EXERCISE REQUIREMENTS -
Return all lines with the word "export" in them.

RECORDS PROVIDED -
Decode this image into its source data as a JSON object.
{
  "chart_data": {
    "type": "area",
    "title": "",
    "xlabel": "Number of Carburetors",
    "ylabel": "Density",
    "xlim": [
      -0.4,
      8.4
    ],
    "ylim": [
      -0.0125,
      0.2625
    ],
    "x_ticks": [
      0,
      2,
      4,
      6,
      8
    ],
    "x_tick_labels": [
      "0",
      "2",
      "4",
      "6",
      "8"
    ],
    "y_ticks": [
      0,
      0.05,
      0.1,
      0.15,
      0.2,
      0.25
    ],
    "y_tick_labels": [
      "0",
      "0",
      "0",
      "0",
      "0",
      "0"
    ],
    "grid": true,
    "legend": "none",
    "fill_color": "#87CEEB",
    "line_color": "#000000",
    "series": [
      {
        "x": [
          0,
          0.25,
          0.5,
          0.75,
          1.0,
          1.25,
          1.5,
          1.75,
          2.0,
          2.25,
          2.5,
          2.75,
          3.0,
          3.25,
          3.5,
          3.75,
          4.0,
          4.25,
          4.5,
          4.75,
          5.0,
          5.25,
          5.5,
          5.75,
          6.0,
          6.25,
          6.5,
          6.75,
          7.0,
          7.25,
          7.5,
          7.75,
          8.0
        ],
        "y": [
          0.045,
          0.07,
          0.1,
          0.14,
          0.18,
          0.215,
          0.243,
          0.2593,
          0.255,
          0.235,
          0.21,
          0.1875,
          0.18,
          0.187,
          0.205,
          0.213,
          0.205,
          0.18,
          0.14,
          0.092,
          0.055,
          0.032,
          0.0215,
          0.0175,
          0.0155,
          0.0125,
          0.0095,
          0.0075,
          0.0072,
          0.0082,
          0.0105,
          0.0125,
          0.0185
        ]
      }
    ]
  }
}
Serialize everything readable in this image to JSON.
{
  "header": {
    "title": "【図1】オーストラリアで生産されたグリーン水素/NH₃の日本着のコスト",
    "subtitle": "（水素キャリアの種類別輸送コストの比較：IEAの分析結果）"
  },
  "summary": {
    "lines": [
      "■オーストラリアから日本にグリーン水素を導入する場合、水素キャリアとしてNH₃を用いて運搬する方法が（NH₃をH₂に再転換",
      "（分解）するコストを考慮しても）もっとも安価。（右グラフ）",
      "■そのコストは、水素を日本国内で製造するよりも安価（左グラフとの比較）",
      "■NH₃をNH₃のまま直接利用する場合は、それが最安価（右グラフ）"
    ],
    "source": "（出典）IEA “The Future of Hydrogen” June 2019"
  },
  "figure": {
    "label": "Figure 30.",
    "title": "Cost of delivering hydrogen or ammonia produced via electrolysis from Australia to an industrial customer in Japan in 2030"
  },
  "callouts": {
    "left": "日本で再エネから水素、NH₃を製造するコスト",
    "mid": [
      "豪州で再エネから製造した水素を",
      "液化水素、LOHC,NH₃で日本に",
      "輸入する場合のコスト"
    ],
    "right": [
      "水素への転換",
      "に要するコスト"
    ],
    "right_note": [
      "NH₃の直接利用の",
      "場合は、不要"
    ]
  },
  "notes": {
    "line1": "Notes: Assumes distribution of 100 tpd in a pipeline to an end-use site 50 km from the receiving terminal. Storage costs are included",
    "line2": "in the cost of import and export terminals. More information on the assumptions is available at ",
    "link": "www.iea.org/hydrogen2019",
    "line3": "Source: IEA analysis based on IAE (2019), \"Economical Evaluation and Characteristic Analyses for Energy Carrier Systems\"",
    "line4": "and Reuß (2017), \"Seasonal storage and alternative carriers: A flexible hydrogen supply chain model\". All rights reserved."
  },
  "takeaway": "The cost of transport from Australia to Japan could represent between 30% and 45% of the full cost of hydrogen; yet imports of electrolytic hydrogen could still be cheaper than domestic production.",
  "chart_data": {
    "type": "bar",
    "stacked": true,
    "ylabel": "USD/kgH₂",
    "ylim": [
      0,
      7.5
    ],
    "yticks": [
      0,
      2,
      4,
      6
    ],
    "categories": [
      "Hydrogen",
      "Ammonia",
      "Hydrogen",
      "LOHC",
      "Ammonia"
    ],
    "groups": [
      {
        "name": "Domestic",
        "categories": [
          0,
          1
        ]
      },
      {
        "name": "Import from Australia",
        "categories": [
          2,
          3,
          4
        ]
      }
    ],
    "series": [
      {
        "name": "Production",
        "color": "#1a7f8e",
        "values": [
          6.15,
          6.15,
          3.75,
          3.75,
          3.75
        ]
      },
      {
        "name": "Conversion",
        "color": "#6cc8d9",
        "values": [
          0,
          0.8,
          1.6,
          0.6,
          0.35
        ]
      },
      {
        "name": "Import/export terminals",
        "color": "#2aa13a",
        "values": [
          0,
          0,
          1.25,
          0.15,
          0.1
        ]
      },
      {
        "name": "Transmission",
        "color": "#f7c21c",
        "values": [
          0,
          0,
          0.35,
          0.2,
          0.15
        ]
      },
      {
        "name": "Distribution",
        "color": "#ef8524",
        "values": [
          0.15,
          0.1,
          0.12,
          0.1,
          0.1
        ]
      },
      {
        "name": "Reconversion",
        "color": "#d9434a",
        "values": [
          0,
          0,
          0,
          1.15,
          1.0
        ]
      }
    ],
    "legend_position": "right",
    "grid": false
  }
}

RESULT -
    "line2": "in the cost of import and export terminals. More information on the assumptions is available at ",
        "name": "Import/export terminals",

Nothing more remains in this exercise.